**Objective:**
Make an exact copy of the entries, and keep any pictures out of it.

**Dataset records:**
⁂

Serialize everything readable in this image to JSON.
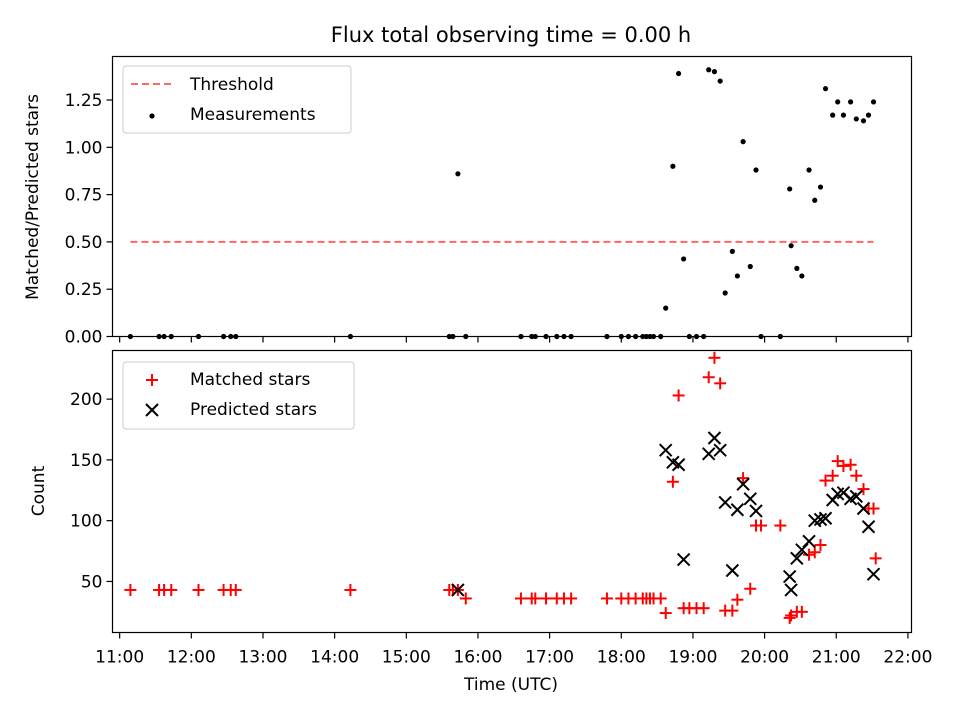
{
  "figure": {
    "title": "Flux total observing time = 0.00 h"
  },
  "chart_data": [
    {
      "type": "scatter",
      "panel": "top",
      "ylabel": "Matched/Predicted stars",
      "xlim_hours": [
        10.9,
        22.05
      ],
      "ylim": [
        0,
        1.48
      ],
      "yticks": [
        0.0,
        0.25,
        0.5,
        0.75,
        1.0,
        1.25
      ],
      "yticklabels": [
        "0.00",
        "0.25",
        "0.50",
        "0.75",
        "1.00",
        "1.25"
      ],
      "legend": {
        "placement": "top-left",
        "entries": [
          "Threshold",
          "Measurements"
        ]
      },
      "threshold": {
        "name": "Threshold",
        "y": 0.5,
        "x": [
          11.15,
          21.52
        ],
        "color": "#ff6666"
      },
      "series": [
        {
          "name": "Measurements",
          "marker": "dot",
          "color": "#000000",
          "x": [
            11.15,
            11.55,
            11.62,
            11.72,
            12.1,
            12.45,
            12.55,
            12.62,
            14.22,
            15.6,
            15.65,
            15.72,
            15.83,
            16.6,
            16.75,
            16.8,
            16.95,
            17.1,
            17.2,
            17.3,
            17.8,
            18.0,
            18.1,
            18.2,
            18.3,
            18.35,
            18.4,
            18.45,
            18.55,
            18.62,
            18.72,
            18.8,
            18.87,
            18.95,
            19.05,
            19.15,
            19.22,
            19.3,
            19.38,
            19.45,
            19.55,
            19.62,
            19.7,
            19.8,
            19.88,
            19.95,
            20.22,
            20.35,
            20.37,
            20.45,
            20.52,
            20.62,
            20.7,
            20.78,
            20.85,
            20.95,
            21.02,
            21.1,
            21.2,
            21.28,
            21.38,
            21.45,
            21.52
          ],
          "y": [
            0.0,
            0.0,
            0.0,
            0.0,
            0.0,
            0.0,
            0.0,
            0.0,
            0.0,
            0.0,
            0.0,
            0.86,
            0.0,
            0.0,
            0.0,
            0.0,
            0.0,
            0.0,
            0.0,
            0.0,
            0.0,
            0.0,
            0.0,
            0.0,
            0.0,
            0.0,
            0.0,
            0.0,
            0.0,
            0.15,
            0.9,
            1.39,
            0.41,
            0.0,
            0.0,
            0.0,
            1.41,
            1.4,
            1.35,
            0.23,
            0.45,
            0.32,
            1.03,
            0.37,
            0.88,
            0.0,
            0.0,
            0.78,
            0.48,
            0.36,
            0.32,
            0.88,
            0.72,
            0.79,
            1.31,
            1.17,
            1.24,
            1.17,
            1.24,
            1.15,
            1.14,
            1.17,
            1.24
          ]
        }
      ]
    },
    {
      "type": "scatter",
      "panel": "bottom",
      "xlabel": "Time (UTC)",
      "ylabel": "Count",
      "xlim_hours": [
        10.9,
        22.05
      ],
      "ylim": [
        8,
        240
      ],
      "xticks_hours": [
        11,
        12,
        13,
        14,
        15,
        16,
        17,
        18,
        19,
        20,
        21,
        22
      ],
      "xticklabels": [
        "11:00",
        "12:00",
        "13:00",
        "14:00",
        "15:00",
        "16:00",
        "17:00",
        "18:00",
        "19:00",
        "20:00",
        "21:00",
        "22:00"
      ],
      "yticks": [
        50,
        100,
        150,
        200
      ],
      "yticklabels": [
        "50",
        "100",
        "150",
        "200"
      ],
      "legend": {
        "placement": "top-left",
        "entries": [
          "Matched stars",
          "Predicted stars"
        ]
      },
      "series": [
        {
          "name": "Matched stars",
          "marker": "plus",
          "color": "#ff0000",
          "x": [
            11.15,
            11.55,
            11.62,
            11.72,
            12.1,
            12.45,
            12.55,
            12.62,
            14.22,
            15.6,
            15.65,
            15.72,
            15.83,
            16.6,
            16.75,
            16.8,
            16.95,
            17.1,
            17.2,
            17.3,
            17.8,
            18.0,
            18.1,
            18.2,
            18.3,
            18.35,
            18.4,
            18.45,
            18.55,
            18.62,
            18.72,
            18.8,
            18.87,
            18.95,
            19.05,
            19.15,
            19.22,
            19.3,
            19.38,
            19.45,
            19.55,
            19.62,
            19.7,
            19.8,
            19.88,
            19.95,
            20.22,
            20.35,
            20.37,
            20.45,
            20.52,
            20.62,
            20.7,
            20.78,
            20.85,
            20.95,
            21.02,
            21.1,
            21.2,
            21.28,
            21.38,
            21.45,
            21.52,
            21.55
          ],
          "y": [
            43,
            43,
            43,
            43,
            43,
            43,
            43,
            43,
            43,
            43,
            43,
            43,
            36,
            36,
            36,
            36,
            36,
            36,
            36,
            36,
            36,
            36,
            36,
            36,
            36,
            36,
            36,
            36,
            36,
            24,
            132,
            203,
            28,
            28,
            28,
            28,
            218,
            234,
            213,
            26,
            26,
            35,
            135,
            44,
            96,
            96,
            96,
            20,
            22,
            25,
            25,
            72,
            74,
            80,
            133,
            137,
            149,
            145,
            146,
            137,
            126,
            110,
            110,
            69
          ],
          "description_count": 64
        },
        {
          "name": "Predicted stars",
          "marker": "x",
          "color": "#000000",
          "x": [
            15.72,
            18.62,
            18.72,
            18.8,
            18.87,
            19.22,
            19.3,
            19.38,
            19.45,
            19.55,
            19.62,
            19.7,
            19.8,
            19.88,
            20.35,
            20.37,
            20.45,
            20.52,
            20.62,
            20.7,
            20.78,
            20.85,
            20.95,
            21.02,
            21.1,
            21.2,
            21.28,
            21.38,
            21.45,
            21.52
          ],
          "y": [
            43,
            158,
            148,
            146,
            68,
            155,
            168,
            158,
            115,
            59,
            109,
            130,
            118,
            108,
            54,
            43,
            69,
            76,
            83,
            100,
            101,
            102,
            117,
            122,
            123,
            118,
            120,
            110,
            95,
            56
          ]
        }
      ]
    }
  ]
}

⁂

**Response:**
Serialize everything readable in this image to JSON.
{
  "figure": {
    "title": "Flux total observing time = 0.00 h"
  },
  "chart_data": [
    {
      "type": "scatter",
      "panel": "top",
      "ylabel": "Matched/Predicted stars",
      "xlim_hours": [
        10.9,
        22.05
      ],
      "ylim": [
        0,
        1.48
      ],
      "yticks": [
        0.0,
        0.25,
        0.5,
        0.75,
        1.0,
        1.25
      ],
      "yticklabels": [
        "0.00",
        "0.25",
        "0.50",
        "0.75",
        "1.00",
        "1.25"
      ],
      "legend": {
        "placement": "top-left",
        "entries": [
          "Threshold",
          "Measurements"
        ]
      },
      "threshold": {
        "name": "Threshold",
        "y": 0.5,
        "x": [
          11.15,
          21.52
        ],
        "color": "#ff6666"
      },
      "series": [
        {
          "name": "Measurements",
          "marker": "dot",
          "color": "#000000",
          "x": [
            11.15,
            11.55,
            11.62,
            11.72,
            12.1,
            12.45,
            12.55,
            12.62,
            14.22,
            15.6,
            15.65,
            15.72,
            15.83,
            16.6,
            16.75,
            16.8,
            16.95,
            17.1,
            17.2,
            17.3,
            17.8,
            18.0,
            18.1,
            18.2,
            18.3,
            18.35,
            18.4,
            18.45,
            18.55,
            18.62,
            18.72,
            18.8,
            18.87,
            18.95,
            19.05,
            19.15,
            19.22,
            19.3,
            19.38,
            19.45,
            19.55,
            19.62,
            19.7,
            19.8,
            19.88,
            19.95,
            20.22,
            20.35,
            20.37,
            20.45,
            20.52,
            20.62,
            20.7,
            20.78,
            20.85,
            20.95,
            21.02,
            21.1,
            21.2,
            21.28,
            21.38,
            21.45,
            21.52
          ],
          "y": [
            0.0,
            0.0,
            0.0,
            0.0,
            0.0,
            0.0,
            0.0,
            0.0,
            0.0,
            0.0,
            0.0,
            0.86,
            0.0,
            0.0,
            0.0,
            0.0,
            0.0,
            0.0,
            0.0,
            0.0,
            0.0,
            0.0,
            0.0,
            0.0,
            0.0,
            0.0,
            0.0,
            0.0,
            0.0,
            0.15,
            0.9,
            1.39,
            0.41,
            0.0,
            0.0,
            0.0,
            1.41,
            1.4,
            1.35,
            0.23,
            0.45,
            0.32,
            1.03,
            0.37,
            0.88,
            0.0,
            0.0,
            0.78,
            0.48,
            0.36,
            0.32,
            0.88,
            0.72,
            0.79,
            1.31,
            1.17,
            1.24,
            1.17,
            1.24,
            1.15,
            1.14,
            1.17,
            1.24
          ]
        }
      ]
    },
    {
      "type": "scatter",
      "panel": "bottom",
      "xlabel": "Time (UTC)",
      "ylabel": "Count",
      "xlim_hours": [
        10.9,
        22.05
      ],
      "ylim": [
        8,
        240
      ],
      "xticks_hours": [
        11,
        12,
        13,
        14,
        15,
        16,
        17,
        18,
        19,
        20,
        21,
        22
      ],
      "xticklabels": [
        "11:00",
        "12:00",
        "13:00",
        "14:00",
        "15:00",
        "16:00",
        "17:00",
        "18:00",
        "19:00",
        "20:00",
        "21:00",
        "22:00"
      ],
      "yticks": [
        50,
        100,
        150,
        200
      ],
      "yticklabels": [
        "50",
        "100",
        "150",
        "200"
      ],
      "legend": {
        "placement": "top-left",
        "entries": [
          "Matched stars",
          "Predicted stars"
        ]
      },
      "series": [
        {
          "name": "Matched stars",
          "marker": "plus",
          "color": "#ff0000",
          "x": [
            11.15,
            11.55,
            11.62,
            11.72,
            12.1,
            12.45,
            12.55,
            12.62,
            14.22,
            15.6,
            15.65,
            15.72,
            15.83,
            16.6,
            16.75,
            16.8,
            16.95,
            17.1,
            17.2,
            17.3,
            17.8,
            18.0,
            18.1,
            18.2,
            18.3,
            18.35,
            18.4,
            18.45,
            18.55,
            18.62,
            18.72,
            18.8,
            18.87,
            18.95,
            19.05,
            19.15,
            19.22,
            19.3,
            19.38,
            19.45,
            19.55,
            19.62,
            19.7,
            19.8,
            19.88,
            19.95,
            20.22,
            20.35,
            20.37,
            20.45,
            20.52,
            20.62,
            20.7,
            20.78,
            20.85,
            20.95,
            21.02,
            21.1,
            21.2,
            21.28,
            21.38,
            21.45,
            21.52,
            21.55
          ],
          "y": [
            43,
            43,
            43,
            43,
            43,
            43,
            43,
            43,
            43,
            43,
            43,
            43,
            36,
            36,
            36,
            36,
            36,
            36,
            36,
            36,
            36,
            36,
            36,
            36,
            36,
            36,
            36,
            36,
            36,
            24,
            132,
            203,
            28,
            28,
            28,
            28,
            218,
            234,
            213,
            26,
            26,
            35,
            135,
            44,
            96,
            96,
            96,
            20,
            22,
            25,
            25,
            72,
            74,
            80,
            133,
            137,
            149,
            145,
            146,
            137,
            126,
            110,
            110,
            69
          ],
          "description_count": 64
        },
        {
          "name": "Predicted stars",
          "marker": "x",
          "color": "#000000",
          "x": [
            15.72,
            18.62,
            18.72,
            18.8,
            18.87,
            19.22,
            19.3,
            19.38,
            19.45,
            19.55,
            19.62,
            19.7,
            19.8,
            19.88,
            20.35,
            20.37,
            20.45,
            20.52,
            20.62,
            20.7,
            20.78,
            20.85,
            20.95,
            21.02,
            21.1,
            21.2,
            21.28,
            21.38,
            21.45,
            21.52
          ],
          "y": [
            43,
            158,
            148,
            146,
            68,
            155,
            168,
            158,
            115,
            59,
            109,
            130,
            118,
            108,
            54,
            43,
            69,
            76,
            83,
            100,
            101,
            102,
            117,
            122,
            123,
            118,
            120,
            110,
            95,
            56
          ]
        }
      ]
    }
  ]
}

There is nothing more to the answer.